## Set task
Can you copy out, character for character, the entries from the line with "bullet-text: Tecnicamente un" to the line with "bullet-item: [120, 813, 1170, 864]", including both of those lines?

## Start Records for the task

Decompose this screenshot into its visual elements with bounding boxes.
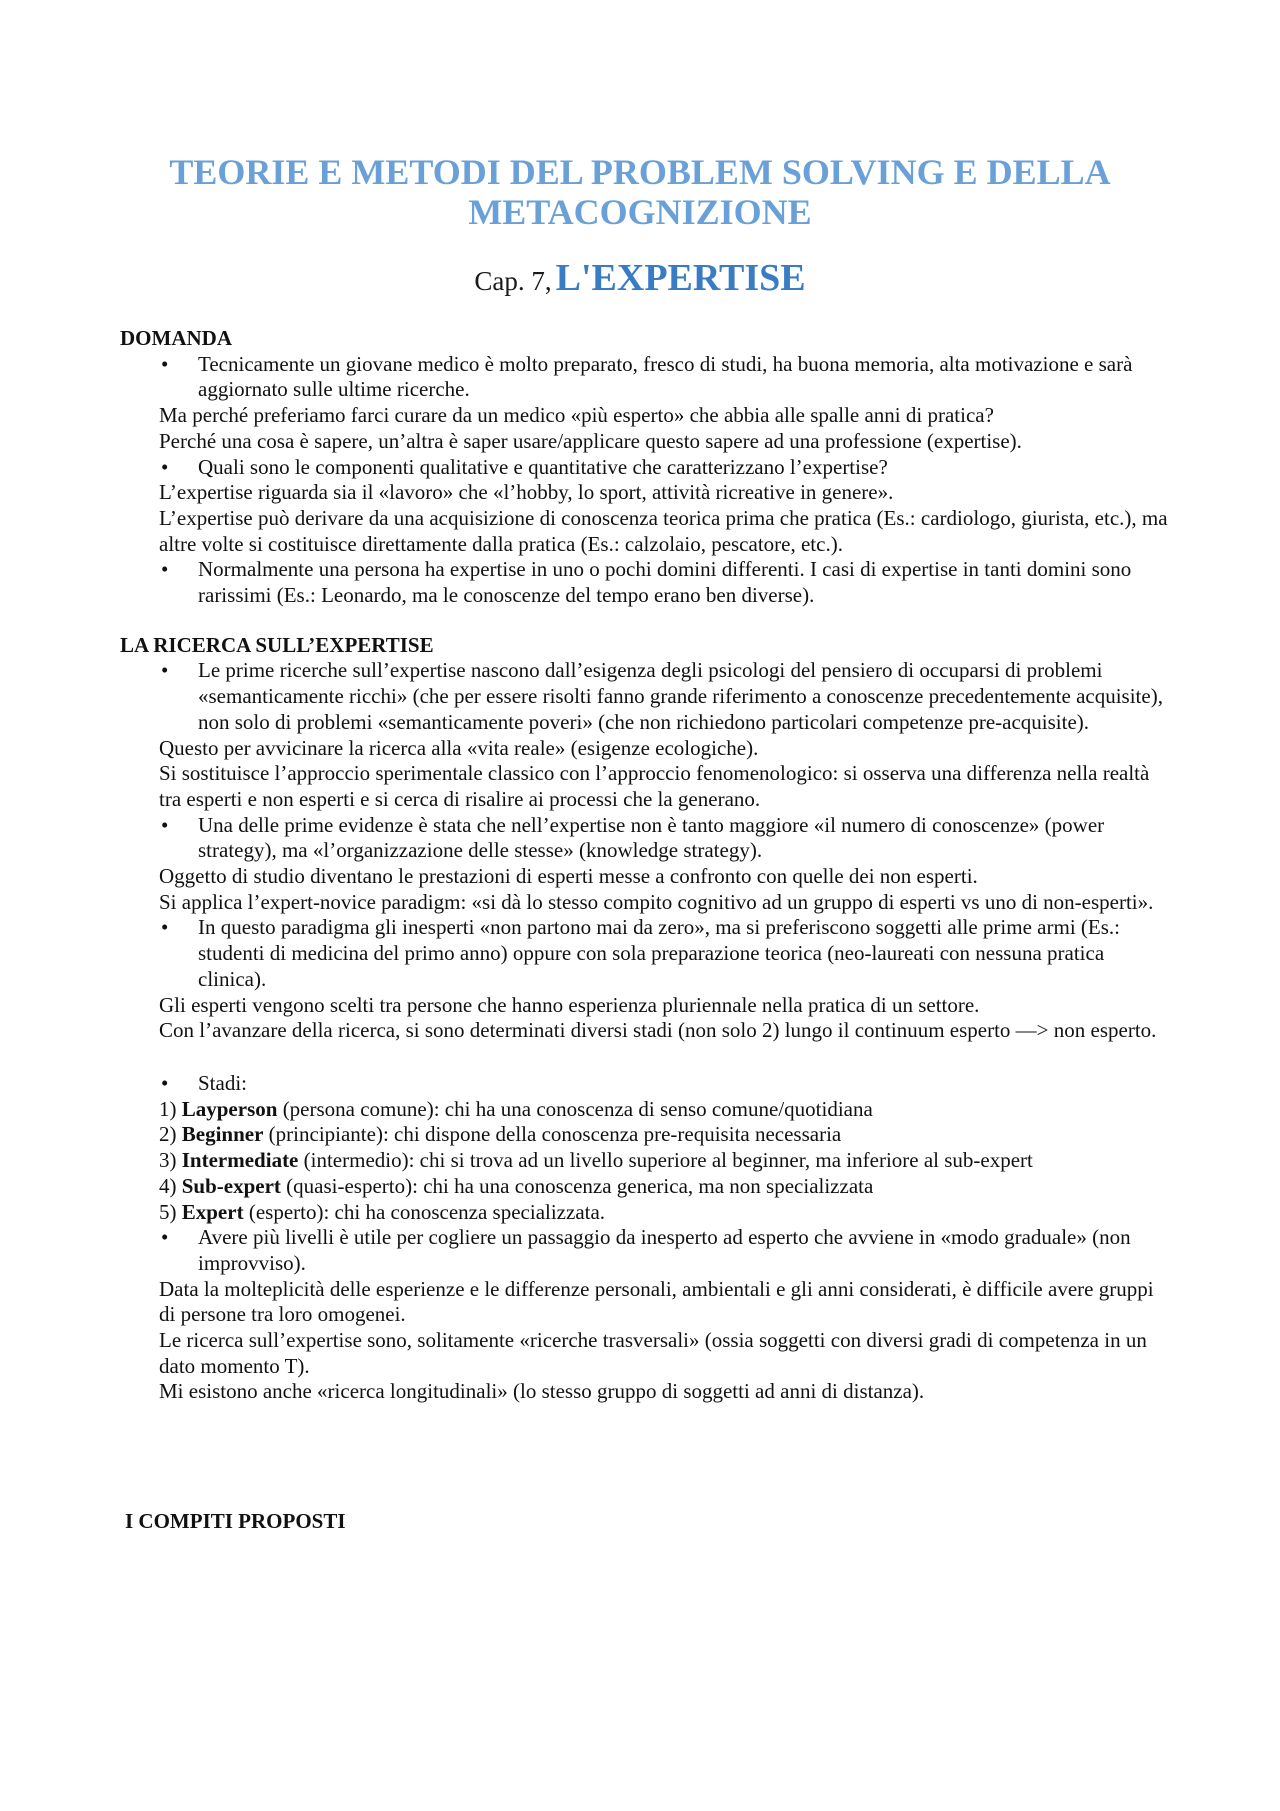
bullet-text: Tecnicamente un giovane medico è molto preparato, fresco di studi, ha buona memoria, alta motivazione e sarà aggiornato sulle ultime ricerche.: [198, 351, 1133, 402]
bullet-marker: •: [161, 1225, 169, 1250]
stage-term: Sub-expert: [181, 1173, 281, 1198]
bullet-marker: •: [161, 557, 169, 582]
bullet-item: [120, 813, 1170, 864]
stage-description: (intermedio): chi si trova ad un livello superiore al beginner, ma inferiore al sub-expert: [303, 1148, 1033, 1173]
section-heading-domanda: DOMANDA: [120, 326, 232, 350]
stage-description: (persona comune): chi ha una conoscenza di senso comune/quotidiana: [282, 1096, 873, 1121]
stage-number: 1): [159, 1096, 177, 1121]
bullet-item: [120, 557, 1170, 608]
bullet-item: [120, 915, 1170, 992]
section-heading-compiti: I COMPITI PROPOSTI: [125, 1509, 346, 1534]
bullet-item: [120, 1225, 1170, 1276]
paragraph: L’expertise può derivare da una acquisizione di conoscenza teorica prima che pratica (Es.: cardiologo, giurista, etc.), ma altre volte si costituisce direttamente dalla pratica (Es.: calzolaio, pescatore, etc.).: [159, 505, 1168, 556]
chapter-heading: [140, 256, 1140, 308]
paragraph: Questo per avvicinare la ricerca alla «vita reale» (esigenze ecologiche).: [159, 735, 759, 760]
bullet-text: Una delle prime evidenze è stata che nell’expertise non è tanto maggiore «il numero di conoscenze» (power strategy), ma «l’organizzazione delle stesse» (knowledge strategy).: [198, 812, 1105, 863]
bullet-text: In questo paradigma gli inesperti «non partono mai da zero», ma si preferiscono soggetti alle prime armi (Es.: studenti di medicina del primo anno) oppure con sola preparazione teorica (neo-laureati con nessuna pratica clinica).: [198, 915, 1120, 991]
paragraph: Data la molteplicità delle esperienze e le differenze personali, ambientali e gli anni considerati, è difficile avere gruppi di persone tra loro omogenei.: [159, 1276, 1154, 1327]
bullet-item: [120, 455, 1170, 481]
stage-term: Expert: [181, 1199, 244, 1224]
bullet-marker: •: [161, 812, 169, 837]
paragraph: Si sostituisce l’approccio sperimentale classico con l’approccio fenomenologico: si osserva una differenza nella realtà tra esperti e non esperti e si cerca di risalire ai processi che la generano.: [159, 761, 1150, 811]
paragraph: Oggetto di studio diventano le prestazioni di esperti messe a confronto con quelle dei non esperti.: [159, 864, 978, 889]
stage-term: Intermediate: [181, 1148, 299, 1173]
chapter-title: L'EXPERTISE: [555, 257, 806, 299]
stage-number: 5): [159, 1199, 177, 1224]
paragraph: Perché una cosa è sapere, un’altra è saper usare/applicare questo sapere ad una professione (expertise).: [159, 428, 1022, 453]
bullet-text: Normalmente una persona ha expertise in uno o pochi domini differenti. I casi di expertise in tanti domini sono rarissimi (Es.: Leonardo, ma le conoscenze del tempo erano ben diverse).: [198, 557, 1132, 608]
paragraph: Mi esistono anche «ricerca longitudinali» (lo stesso gruppo di soggetti ad anni di distanza).: [159, 1379, 925, 1404]
bullet-text: Avere più livelli è utile per cogliere un passaggio da inesperto ad esperto che avviene in «modo graduale» (non improvviso).: [198, 1225, 1131, 1275]
stage-item: [120, 1200, 1170, 1226]
bullet-item: [120, 352, 1170, 403]
bullet-text: Stadi:: [198, 1070, 248, 1095]
stage-item: [120, 1148, 1170, 1174]
stage-number: 4): [159, 1173, 177, 1198]
bullet-text: Quali sono le componenti qualitative e quantitative che caratterizzano l’expertise?: [198, 454, 888, 479]
bullet-marker: •: [161, 454, 169, 479]
paragraph: Con l’avanzare della ricerca, si sono determinati diversi stadi (non solo 2) lungo il continuum esperto —> non esperto.: [159, 1018, 1157, 1043]
stage-item: [120, 1097, 1170, 1123]
bullet-marker: •: [161, 1070, 169, 1095]
paragraph: Gli esperti vengono scelti tra persone che hanno esperienza pluriennale nella pratica di un settore.: [159, 992, 980, 1017]
stage-description: (quasi-esperto): chi ha una conoscenza generica, ma non specializzata: [286, 1173, 874, 1198]
stage-term: Beginner: [181, 1122, 264, 1147]
bullet-item: [120, 658, 1170, 735]
bullet-text: Le prime ricerche sull’expertise nascono dall’esigenza degli psicologi del pensiero di occuparsi di problemi «semanticamente ricchi» (che per essere risolti fanno grande riferimento a conoscenze precedentemente acquisite), non solo di problemi «semanticamente poveri» (che non richiedono particolari competenze pre-acquisite).: [198, 658, 1163, 734]
stage-description: (principiante): chi dispone della conoscenza pre-requisita necessaria: [268, 1122, 842, 1147]
paragraph: Ma perché preferiamo farci curare da un medico «più esperto» che abbia alle spalle anni di pratica?: [159, 403, 994, 428]
bullet-marker: •: [161, 351, 169, 376]
stage-item: [120, 1174, 1170, 1200]
document-body: [120, 326, 1170, 1535]
stage-term: Layperson: [181, 1096, 278, 1121]
stage-number: 3): [159, 1148, 177, 1173]
bullet-marker: •: [161, 658, 169, 683]
paragraph: Le ricerca sull’expertise sono, solitamente «ricerche trasversali» (ossia soggetti con diversi gradi di competenza in un dato momento T).: [159, 1328, 1147, 1378]
stage-number: 2): [159, 1122, 177, 1147]
section-heading-ricerca: LA RICERCA SULL’EXPERTISE: [120, 632, 434, 657]
bullet-marker: •: [161, 915, 169, 940]
stage-item: [120, 1122, 1170, 1148]
bullet-item: [120, 1071, 1170, 1097]
stage-description: (esperto): chi ha conoscenza specializzata.: [248, 1199, 606, 1224]
paragraph: L’expertise riguarda sia il «lavoro» che «l’hobby, lo sport, attività ricreative in genere».: [159, 480, 894, 505]
chapter-number: Cap. 7,: [474, 266, 552, 296]
document-title: TEORIE E METODI DEL PROBLEM SOLVING E DELLA METACOGNIZIONE: [169, 152, 1111, 232]
paragraph: Si applica l’expert-novice paradigm: «si dà lo stesso compito cognitivo ad un gruppo di esperti vs uno di non-esperti».: [159, 889, 1154, 914]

## End Records for the task

## Complete response
bullet-text: Tecnicamente un giovane medico è molto preparato, fresco di studi, ha buona memoria, alta motivazione e sarà aggiornato sulle ultime ricerche.: [198, 351, 1133, 402]
bullet-marker: •: [161, 1225, 169, 1250]
stage-term: Sub-expert: [181, 1173, 281, 1198]
bullet-marker: •: [161, 557, 169, 582]
bullet-item: [120, 813, 1170, 864]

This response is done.